EXTRACTED INFORMATION:

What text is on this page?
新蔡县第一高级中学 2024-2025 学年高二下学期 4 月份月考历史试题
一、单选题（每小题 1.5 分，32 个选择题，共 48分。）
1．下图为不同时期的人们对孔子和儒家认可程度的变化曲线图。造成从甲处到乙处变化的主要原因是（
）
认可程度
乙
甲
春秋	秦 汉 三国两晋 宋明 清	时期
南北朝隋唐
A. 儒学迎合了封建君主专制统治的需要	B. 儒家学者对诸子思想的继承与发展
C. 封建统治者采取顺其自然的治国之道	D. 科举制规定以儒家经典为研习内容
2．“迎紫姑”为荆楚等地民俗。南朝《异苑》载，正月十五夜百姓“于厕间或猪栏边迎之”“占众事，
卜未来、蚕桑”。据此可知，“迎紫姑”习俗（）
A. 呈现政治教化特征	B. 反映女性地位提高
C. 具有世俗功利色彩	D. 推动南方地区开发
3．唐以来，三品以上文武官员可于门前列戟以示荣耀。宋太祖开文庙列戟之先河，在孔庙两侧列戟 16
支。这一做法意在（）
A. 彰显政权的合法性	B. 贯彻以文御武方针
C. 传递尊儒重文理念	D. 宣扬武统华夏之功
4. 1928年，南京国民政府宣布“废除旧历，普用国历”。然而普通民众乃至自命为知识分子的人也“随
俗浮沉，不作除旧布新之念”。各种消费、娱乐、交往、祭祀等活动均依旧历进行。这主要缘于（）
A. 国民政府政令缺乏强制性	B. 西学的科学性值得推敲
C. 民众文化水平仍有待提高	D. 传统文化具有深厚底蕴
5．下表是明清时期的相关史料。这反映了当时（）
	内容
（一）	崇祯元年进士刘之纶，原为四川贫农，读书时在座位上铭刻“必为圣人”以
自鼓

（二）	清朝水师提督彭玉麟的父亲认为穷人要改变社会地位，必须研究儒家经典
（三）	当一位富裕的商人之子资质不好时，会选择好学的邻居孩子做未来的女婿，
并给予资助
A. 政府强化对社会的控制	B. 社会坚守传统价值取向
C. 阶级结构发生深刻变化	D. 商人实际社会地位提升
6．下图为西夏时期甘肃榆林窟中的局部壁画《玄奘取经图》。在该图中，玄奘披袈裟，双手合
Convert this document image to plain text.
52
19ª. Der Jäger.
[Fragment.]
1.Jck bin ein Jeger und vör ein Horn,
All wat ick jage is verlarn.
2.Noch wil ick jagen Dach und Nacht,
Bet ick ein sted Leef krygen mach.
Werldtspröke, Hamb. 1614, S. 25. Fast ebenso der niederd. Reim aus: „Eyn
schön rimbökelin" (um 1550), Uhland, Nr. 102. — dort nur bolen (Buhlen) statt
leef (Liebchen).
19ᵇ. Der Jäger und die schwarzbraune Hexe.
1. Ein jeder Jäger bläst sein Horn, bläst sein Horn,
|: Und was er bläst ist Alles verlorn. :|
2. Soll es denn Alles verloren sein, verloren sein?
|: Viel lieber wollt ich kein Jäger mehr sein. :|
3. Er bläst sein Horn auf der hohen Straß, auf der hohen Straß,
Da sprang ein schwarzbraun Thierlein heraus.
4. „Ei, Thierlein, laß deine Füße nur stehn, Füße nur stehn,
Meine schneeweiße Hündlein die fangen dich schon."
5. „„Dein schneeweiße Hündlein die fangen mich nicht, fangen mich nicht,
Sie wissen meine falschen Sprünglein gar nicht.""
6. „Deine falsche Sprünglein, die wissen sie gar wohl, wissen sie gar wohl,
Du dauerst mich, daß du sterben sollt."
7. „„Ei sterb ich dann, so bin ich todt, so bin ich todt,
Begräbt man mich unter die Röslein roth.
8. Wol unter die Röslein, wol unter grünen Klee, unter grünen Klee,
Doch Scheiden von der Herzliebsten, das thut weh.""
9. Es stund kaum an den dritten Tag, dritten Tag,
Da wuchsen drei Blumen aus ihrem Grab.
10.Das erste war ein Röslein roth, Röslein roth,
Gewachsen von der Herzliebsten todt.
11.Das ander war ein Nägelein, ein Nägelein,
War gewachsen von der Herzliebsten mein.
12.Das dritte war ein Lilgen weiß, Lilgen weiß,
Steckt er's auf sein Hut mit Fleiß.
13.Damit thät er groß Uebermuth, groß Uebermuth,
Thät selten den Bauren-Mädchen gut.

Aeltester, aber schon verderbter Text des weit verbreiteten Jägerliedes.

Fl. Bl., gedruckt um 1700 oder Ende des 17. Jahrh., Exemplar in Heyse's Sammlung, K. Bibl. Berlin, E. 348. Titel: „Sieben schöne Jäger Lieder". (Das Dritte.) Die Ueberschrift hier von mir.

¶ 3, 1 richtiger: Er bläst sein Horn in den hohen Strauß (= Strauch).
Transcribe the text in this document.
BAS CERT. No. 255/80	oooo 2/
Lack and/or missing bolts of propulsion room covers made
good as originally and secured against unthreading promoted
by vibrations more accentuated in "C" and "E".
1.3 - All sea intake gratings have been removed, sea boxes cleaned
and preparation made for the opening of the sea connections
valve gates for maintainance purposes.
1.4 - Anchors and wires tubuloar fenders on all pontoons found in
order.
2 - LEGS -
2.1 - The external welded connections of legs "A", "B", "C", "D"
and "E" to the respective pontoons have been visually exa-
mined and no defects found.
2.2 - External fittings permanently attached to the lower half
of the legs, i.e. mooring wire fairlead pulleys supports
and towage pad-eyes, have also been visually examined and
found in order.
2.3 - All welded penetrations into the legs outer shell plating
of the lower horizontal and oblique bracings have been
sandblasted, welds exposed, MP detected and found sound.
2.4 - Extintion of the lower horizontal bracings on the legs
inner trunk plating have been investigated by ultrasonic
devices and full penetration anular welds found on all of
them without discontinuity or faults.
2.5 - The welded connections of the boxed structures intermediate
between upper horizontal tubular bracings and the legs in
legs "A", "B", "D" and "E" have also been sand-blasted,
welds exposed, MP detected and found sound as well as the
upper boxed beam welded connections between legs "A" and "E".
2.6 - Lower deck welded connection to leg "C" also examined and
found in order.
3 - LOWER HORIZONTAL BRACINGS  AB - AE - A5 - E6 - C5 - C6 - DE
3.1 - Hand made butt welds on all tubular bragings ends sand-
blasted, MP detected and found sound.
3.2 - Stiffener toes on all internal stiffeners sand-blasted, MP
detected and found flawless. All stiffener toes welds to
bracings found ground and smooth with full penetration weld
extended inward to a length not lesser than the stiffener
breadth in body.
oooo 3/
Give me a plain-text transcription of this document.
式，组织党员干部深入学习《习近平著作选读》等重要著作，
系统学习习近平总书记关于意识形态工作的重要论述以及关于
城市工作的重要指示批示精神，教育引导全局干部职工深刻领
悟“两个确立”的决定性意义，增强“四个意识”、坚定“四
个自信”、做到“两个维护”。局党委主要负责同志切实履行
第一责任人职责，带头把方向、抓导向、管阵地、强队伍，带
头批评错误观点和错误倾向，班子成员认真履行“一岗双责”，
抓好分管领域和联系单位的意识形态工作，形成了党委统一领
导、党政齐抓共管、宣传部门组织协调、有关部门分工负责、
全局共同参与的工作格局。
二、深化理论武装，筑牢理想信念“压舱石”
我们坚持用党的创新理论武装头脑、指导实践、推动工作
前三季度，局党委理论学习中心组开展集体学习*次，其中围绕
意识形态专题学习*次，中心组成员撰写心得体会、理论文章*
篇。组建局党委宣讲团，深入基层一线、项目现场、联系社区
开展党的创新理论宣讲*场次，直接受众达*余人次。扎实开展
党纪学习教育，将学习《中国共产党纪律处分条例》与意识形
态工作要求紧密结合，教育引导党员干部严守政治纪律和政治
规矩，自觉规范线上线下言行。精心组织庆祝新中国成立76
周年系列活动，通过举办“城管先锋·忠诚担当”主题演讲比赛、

TASK INSTRUCTIONS:
Find and count the lines of the data that include the string "roth", and report that figure by itself.

COMPLETE OUTPUT:
2